| Goal |
Retype all the records with nothing changed.

| Input for this task |
=======

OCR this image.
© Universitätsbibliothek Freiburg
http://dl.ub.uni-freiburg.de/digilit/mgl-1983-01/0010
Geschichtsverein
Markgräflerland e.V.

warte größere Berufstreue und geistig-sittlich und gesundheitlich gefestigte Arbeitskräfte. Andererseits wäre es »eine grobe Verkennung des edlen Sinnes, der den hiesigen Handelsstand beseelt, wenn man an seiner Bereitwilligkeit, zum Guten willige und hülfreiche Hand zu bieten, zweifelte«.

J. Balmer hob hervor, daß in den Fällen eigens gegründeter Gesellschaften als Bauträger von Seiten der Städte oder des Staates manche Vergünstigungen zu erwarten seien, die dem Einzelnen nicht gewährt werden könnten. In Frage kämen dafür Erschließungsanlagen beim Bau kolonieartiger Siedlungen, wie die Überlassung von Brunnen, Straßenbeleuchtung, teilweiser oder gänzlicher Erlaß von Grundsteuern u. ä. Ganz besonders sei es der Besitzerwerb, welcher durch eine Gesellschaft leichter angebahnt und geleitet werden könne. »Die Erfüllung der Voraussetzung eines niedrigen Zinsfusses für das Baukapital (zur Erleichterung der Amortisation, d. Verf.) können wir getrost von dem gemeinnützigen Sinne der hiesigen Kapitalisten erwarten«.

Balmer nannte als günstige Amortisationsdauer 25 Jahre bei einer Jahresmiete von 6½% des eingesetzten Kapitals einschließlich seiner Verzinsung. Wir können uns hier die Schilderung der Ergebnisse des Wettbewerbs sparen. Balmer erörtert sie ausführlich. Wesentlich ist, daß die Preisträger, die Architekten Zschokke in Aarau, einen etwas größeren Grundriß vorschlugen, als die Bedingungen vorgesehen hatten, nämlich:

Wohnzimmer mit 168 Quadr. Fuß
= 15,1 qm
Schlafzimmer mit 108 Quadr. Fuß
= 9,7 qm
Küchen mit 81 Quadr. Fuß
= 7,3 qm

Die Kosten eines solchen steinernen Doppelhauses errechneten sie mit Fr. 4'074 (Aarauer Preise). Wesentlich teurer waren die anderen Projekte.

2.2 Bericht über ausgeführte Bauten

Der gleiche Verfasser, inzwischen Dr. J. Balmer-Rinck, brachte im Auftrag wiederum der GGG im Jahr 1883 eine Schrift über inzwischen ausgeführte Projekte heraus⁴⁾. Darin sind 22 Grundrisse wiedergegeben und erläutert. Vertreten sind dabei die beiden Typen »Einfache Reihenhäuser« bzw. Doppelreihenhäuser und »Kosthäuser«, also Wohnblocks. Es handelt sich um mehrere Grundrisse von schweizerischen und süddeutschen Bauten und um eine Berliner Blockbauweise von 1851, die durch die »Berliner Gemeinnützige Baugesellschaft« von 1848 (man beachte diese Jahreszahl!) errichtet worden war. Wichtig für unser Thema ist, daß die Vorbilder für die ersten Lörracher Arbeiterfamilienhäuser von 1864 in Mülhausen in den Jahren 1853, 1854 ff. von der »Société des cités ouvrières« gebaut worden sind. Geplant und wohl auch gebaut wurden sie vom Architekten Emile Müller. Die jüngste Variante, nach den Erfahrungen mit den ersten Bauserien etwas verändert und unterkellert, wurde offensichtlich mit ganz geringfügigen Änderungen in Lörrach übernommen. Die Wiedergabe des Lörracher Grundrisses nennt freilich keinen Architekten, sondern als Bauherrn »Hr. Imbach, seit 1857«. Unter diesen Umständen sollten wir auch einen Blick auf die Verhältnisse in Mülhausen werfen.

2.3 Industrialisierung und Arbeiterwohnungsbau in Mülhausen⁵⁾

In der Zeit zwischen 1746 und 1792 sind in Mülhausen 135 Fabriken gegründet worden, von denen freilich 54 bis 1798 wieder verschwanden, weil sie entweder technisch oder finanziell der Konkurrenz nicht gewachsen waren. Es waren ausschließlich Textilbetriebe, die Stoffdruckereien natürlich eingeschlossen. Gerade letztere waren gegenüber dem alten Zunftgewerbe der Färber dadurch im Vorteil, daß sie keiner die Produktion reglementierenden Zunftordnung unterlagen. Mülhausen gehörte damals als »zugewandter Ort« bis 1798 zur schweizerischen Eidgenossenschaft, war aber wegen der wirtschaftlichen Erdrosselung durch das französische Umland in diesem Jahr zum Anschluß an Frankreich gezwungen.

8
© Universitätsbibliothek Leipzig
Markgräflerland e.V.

=======

| Exercise response |
OCR this image.
© Universitätsbibliothek Freiburg
http://dl.ub.uni-freiburg.de/digilit/mgl-1983-01/0010
Geschichtsverein
Markgräflerland e.V.

warte größere Berufstreue und geistig-sittlich und gesundheitlich gefestigte Arbeitskräfte. Andererseits wäre es »eine grobe Verkennung des edlen Sinnes, der den hiesigen Handelsstand beseelt, wenn man an seiner Bereitwilligkeit, zum Guten willige und hülfreiche Hand zu bieten, zweifelte«.

J. Balmer hob hervor, daß in den Fällen eigens gegründeter Gesellschaften als Bauträger von Seiten der Städte oder des Staates manche Vergünstigungen zu erwarten seien, die dem Einzelnen nicht gewährt werden könnten. In Frage kämen dafür Erschließungsanlagen beim Bau kolonieartiger Siedlungen, wie die Überlassung von Brunnen, Straßenbeleuchtung, teilweiser oder gänzlicher Erlaß von Grundsteuern u. ä. Ganz besonders sei es der Besitzerwerb, welcher durch eine Gesellschaft leichter angebahnt und geleitet werden könne. »Die Erfüllung der Voraussetzung eines niedrigen Zinsfusses für das Baukapital (zur Erleichterung der Amortisation, d. Verf.) können wir getrost von dem gemeinnützigen Sinne der hiesigen Kapitalisten erwarten«.

Balmer nannte als günstige Amortisationsdauer 25 Jahre bei einer Jahresmiete von 6½% des eingesetzten Kapitals einschließlich seiner Verzinsung. Wir können uns hier die Schilderung der Ergebnisse des Wettbewerbs sparen. Balmer erörtert sie ausführlich. Wesentlich ist, daß die Preisträger, die Architekten Zschokke in Aarau, einen etwas größeren Grundriß vorschlugen, als die Bedingungen vorgesehen hatten, nämlich:

Wohnzimmer mit 168 Quadr. Fuß
= 15,1 qm
Schlafzimmer mit 108 Quadr. Fuß
= 9,7 qm
Küchen mit 81 Quadr. Fuß
= 7,3 qm

Die Kosten eines solchen steinernen Doppelhauses errechneten sie mit Fr. 4'074 (Aarauer Preise). Wesentlich teurer waren die anderen Projekte.

2.2 Bericht über ausgeführte Bauten

Der gleiche Verfasser, inzwischen Dr. J. Balmer-Rinck, brachte im Auftrag wiederum der GGG im Jahr 1883 eine Schrift über inzwischen ausgeführte Projekte heraus⁴⁾. Darin sind 22 Grundrisse wiedergegeben und erläutert. Vertreten sind dabei die beiden Typen »Einfache Reihenhäuser« bzw. Doppelreihenhäuser und »Kosthäuser«, also Wohnblocks. Es handelt sich um mehrere Grundrisse von schweizerischen und süddeutschen Bauten und um eine Berliner Blockbauweise von 1851, die durch die »Berliner Gemeinnützige Baugesellschaft« von 1848 (man beachte diese Jahreszahl!) errichtet worden war. Wichtig für unser Thema ist, daß die Vorbilder für die ersten Lörracher Arbeiterfamilienhäuser von 1864 in Mülhausen in den Jahren 1853, 1854 ff. von der »Société des cités ouvrières« gebaut worden sind. Geplant und wohl auch gebaut wurden sie vom Architekten Emile Müller. Die jüngste Variante, nach den Erfahrungen mit den ersten Bauserien etwas verändert und unterkellert, wurde offensichtlich mit ganz geringfügigen Änderungen in Lörrach übernommen. Die Wiedergabe des Lörracher Grundrisses nennt freilich keinen Architekten, sondern als Bauherrn »Hr. Imbach, seit 1857«. Unter diesen Umständen sollten wir auch einen Blick auf die Verhältnisse in Mülhausen werfen.

2.3 Industrialisierung und Arbeiterwohnungsbau in Mülhausen⁵⁾

In der Zeit zwischen 1746 und 1792 sind in Mülhausen 135 Fabriken gegründet worden, von denen freilich 54 bis 1798 wieder verschwanden, weil sie entweder technisch oder finanziell der Konkurrenz nicht gewachsen waren. Es waren ausschließlich Textilbetriebe, die Stoffdruckereien natürlich eingeschlossen. Gerade letztere waren gegenüber dem alten Zunftgewerbe der Färber dadurch im Vorteil, daß sie keiner die Produktion reglementierenden Zunftordnung unterlagen. Mülhausen gehörte damals als »zugewandter Ort« bis 1798 zur schweizerischen Eidgenossenschaft, war aber wegen der wirtschaftlichen Erdrosselung durch das französische Umland in diesem Jahr zum Anschluß an Frankreich gezwungen.

8
© Universitätsbibliothek Leipzig
Markgräflerland e.V.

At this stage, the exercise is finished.